- **Given text**:
United States Under Secretary of the Air Force
- In office 1997–1999
- President: Bill Clinton
- Preceded by: Rudy de Leon
- Succeeded by: Carol A. DiBattiste

Personal details
- Born: Frederick Whitten Peters August 20, 1946 (age 79) Omaha, Nebraska, U.S.
- Party: Democratic
- Education: Harvard University (BA, JD) London School of Economics (MSc)

Military service
- Allegiance: United States
- Branch/service: United States Navy
- Years of service: 1969–1972
- Unit: Atlantic Fleet Intelligence

= F. Whitten Peters =

American lawyer

Frederick Whitten Peters (born August 20, 1946) is a District of Columbia lawyer and senior level public official. His law practice specializes in civil and criminal litigation including contract fraud, antitrust, tax and security cases. He has served in several key positions within the U.S. federal government, including as Secretary of the Air Force.

==Early life==
Before Peters had entered school, his family moved to Chicago, Illinois. He grew up and attended Lake Forest High School from 1960 to 1964 in a northern suburb of Chicago where his father had an architectural business. His father died when he was 13. Peters went on to earn a scholarship to Harvard University from the Harvard Club of Chicago. He graduated from Harvard magna cum laude with a bachelor of arts degree in government and economics in 1968.

In 1969, Peters joined the United States Navy, and earned distinguished graduate honors from the Navy Officer Candidate School in Newport, Rhode Island. Because of his computer training at Harvard, he was assigned to the Atlantic Fleet Intelligence Center in Norfolk, Virginia, where he ran the computer systems division. The sensitive nature of the information he handled at the Norfolk intelligence center prevented him from assignment to a war zone and prohibited him from traveling to a number of foreign countries for 10 years following the assignment. While he was there, the intelligence center received a meritorious unit citation for discovering Russian-built submarine pens in Cuba.

- **Task instructions**:
(A) Can you retype everything in the F. Whitten Peters biography from "Frederick Whitten Peters (born" down to "the Air Force."?
(B) Can you carry the F. Whitten Peters biography on past its final sentence?
The items after this point are separate material, unrelated to the F. Whitten Peters biography.

[Document layout analysis data]

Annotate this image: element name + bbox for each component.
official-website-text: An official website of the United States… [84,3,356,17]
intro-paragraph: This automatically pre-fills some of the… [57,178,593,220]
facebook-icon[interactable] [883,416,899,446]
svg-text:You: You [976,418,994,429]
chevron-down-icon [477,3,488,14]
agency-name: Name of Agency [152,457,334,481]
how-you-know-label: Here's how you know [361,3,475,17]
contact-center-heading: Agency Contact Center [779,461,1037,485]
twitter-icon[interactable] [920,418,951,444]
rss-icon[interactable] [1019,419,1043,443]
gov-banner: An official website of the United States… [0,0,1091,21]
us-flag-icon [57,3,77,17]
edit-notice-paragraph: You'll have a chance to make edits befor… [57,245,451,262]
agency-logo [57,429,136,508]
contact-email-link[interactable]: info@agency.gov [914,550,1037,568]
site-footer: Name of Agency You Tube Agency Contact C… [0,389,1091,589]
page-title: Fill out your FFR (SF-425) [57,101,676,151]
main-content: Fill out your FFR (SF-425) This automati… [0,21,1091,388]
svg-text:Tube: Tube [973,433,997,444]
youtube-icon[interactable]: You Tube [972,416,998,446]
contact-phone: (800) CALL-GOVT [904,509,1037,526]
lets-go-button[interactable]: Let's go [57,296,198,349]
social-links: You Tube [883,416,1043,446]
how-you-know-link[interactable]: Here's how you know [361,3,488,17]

- **Expected responses**:
(A)
Frederick Whitten Peters (born August 20, 1946) is a District of Columbia lawyer and senior level public official. His law practice specializes in civil and criminal litigation including contract fraud, antitrust, tax and security cases. He has served in several key positions within the U.S. federal government, including as Secretary of the Air Force.

(B)
In February 1972, he was released by the Navy and hired back the next day as a civilian employee to complete a special project. In August 1972, he received Harvard's Frank Knox Traveling Fellowship to attend the London School of Economics. He earned a Master of Science degree with distinction in economics in 1973. He then entered Harvard Law School. He served as president of the Harvard Law Review for two years, and graduated magna cum laude with a Juris Doctor degree in 1976.

==Law practice==
Following law school, Peters clerked for Federal Circuit Judge J. Skelly Wright and Supreme Court Justice William J. Brennan in the District of Columbia. In 1978, he joined the Williams & Connolly law firm in Washington, D.C. as an associate attorney, becoming a partner in 1984. He remained with Williams & Connolly until 1995.

During this time, Peters also served as an adjunct lecturer teaching government contract law at Columbus School of Law and Catholic University of America, and taught advanced criminal procedure at Georgetown University Law Center. Peters served as a member of the Department of Defense Advisory Committee on Streamlining and Codifying Acquisition Law, and as chairman of the District of Columbia Bar Association's Rules of Professional Responsibility Review Committee.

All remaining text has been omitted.